**Task instructions:** Single out each line with the word "ScaleHeight" and copy it.

**Material for this task:**
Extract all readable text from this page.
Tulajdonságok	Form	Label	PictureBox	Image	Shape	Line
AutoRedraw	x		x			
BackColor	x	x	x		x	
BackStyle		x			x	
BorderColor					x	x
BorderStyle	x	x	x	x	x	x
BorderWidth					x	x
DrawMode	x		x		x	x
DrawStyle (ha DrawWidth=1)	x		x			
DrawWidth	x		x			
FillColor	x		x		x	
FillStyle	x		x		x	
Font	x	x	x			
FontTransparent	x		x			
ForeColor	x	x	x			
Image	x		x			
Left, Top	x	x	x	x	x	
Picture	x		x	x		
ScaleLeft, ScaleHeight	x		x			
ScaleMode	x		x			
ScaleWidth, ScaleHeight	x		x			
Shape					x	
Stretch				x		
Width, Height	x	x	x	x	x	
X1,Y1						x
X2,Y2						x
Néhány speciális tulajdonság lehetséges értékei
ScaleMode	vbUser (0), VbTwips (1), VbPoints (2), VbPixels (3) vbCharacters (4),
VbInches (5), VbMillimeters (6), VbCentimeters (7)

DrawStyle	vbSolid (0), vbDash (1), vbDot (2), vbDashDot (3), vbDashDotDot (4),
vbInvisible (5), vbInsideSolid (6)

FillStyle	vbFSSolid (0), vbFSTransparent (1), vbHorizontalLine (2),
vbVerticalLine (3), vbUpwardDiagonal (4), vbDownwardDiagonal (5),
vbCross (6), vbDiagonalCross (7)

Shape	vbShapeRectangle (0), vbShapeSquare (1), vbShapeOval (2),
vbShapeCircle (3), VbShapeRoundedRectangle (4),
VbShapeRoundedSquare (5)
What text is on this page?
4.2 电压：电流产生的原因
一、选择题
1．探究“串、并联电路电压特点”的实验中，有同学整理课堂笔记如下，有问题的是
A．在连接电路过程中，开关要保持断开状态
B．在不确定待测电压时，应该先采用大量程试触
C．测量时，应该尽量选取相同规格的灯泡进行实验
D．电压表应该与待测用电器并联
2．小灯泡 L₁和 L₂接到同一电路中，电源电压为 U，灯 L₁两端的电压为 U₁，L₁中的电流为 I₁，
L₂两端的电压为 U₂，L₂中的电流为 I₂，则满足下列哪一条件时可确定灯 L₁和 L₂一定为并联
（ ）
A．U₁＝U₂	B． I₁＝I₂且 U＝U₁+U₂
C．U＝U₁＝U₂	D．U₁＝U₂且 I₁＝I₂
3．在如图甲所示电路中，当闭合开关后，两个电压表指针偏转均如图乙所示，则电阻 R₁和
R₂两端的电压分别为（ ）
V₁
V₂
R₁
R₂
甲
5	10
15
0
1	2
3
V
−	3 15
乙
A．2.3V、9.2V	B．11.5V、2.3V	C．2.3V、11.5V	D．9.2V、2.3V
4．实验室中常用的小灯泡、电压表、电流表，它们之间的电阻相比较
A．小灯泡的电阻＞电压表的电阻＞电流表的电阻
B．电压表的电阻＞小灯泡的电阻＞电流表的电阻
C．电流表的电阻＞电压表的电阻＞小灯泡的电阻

**Problem solution:**
ScaleLeft, ScaleHeight	x		x			
ScaleWidth, ScaleHeight	x		x			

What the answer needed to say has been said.